● REQUIREMENT: Output all lines exactly.

● Extracts from a graphics dataset:
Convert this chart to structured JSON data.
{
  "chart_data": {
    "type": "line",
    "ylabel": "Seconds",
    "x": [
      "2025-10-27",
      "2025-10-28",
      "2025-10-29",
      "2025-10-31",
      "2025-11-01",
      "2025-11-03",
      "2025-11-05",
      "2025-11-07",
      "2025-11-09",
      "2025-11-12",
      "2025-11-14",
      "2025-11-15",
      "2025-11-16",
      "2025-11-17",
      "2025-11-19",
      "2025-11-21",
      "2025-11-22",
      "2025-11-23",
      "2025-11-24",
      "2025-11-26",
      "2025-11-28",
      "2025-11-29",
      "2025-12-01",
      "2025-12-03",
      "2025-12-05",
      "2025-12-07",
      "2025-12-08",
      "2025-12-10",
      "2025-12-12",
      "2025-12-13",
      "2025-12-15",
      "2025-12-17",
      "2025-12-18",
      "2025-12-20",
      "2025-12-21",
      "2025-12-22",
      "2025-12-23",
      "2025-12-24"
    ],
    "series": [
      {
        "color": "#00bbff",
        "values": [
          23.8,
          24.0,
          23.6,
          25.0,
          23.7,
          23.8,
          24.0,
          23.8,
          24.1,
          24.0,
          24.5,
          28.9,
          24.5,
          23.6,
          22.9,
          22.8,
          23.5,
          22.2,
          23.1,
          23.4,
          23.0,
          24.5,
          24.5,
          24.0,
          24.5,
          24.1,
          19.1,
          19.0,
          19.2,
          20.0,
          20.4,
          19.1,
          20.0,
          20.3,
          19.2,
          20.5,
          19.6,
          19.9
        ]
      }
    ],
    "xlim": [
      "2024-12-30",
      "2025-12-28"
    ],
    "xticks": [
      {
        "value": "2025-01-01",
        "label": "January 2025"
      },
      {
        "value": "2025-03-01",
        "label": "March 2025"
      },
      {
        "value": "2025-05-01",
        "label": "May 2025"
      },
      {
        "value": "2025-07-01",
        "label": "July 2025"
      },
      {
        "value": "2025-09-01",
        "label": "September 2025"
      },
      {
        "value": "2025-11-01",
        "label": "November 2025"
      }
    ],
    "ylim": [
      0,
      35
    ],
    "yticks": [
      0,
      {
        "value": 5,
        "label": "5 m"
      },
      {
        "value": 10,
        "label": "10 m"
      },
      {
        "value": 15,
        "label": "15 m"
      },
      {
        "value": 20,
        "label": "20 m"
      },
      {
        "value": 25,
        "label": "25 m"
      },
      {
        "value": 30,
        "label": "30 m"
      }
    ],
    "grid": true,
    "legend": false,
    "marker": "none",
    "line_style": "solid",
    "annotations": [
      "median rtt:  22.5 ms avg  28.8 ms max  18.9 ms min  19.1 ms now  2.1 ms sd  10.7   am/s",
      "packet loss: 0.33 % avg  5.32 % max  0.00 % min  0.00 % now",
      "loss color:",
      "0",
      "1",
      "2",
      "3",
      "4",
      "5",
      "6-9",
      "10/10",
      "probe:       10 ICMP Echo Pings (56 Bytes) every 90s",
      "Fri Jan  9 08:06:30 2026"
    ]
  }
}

● EXPECTED ANSWER:
Convert this chart to structured JSON data.
{
  "chart_data": {
    "type": "line",
    "ylabel": "Seconds",
    "x": [
      "2025-10-27",
      "2025-10-28",
      "2025-10-29",
      "2025-10-31",
      "2025-11-01",
      "2025-11-03",
      "2025-11-05",
      "2025-11-07",
      "2025-11-09",
      "2025-11-12",
      "2025-11-14",
      "2025-11-15",
      "2025-11-16",
      "2025-11-17",
      "2025-11-19",
      "2025-11-21",
      "2025-11-22",
      "2025-11-23",
      "2025-11-24",
      "2025-11-26",
      "2025-11-28",
      "2025-11-29",
      "2025-12-01",
      "2025-12-03",
      "2025-12-05",
      "2025-12-07",
      "2025-12-08",
      "2025-12-10",
      "2025-12-12",
      "2025-12-13",
      "2025-12-15",
      "2025-12-17",
      "2025-12-18",
      "2025-12-20",
      "2025-12-21",
      "2025-12-22",
      "2025-12-23",
      "2025-12-24"
    ],
    "series": [
      {
        "color": "#00bbff",
        "values": [
          23.8,
          24.0,
          23.6,
          25.0,
          23.7,
          23.8,
          24.0,
          23.8,
          24.1,
          24.0,
          24.5,
          28.9,
          24.5,
          23.6,
          22.9,
          22.8,
          23.5,
          22.2,
          23.1,
          23.4,
          23.0,
          24.5,
          24.5,
          24.0,
          24.5,
          24.1,
          19.1,
          19.0,
          19.2,
          20.0,
          20.4,
          19.1,
          20.0,
          20.3,
          19.2,
          20.5,
          19.6,
          19.9
        ]
      }
    ],
    "xlim": [
      "2024-12-30",
      "2025-12-28"
    ],
    "xticks": [
      {
        "value": "2025-01-01",
        "label": "January 2025"
      },
      {
        "value": "2025-03-01",
        "label": "March 2025"
      },
      {
        "value": "2025-05-01",
        "label": "May 2025"
      },
      {
        "value": "2025-07-01",
        "label": "July 2025"
      },
      {
        "value": "2025-09-01",
        "label": "September 2025"
      },
      {
        "value": "2025-11-01",
        "label": "November 2025"
      }
    ],
    "ylim": [
      0,
      35
    ],
    "yticks": [
      0,
      {
        "value": 5,
        "label": "5 m"
      },
      {
        "value": 10,
        "label": "10 m"
      },
      {
        "value": 15,
        "label": "15 m"
      },
      {
        "value": 20,
        "label": "20 m"
      },
      {
        "value": 25,
        "label": "25 m"
      },
      {
        "value": 30,
        "label": "30 m"
      }
    ],
    "grid": true,
    "legend": false,
    "marker": "none",
    "line_style": "solid",
    "annotations": [
      "median rtt:  22.5 ms avg  28.8 ms max  18.9 ms min  19.1 ms now  2.1 ms sd  10.7   am/s",
      "packet loss: 0.33 % avg  5.32 % max  0.00 % min  0.00 % now",
      "loss color:",
      "0",
      "1",
      "2",
      "3",
      "4",
      "5",
      "6-9",
      "10/10",
      "probe:       10 ICMP Echo Pings (56 Bytes) every 90s",
      "Fri Jan  9 08:06:30 2026"
    ]
  }
}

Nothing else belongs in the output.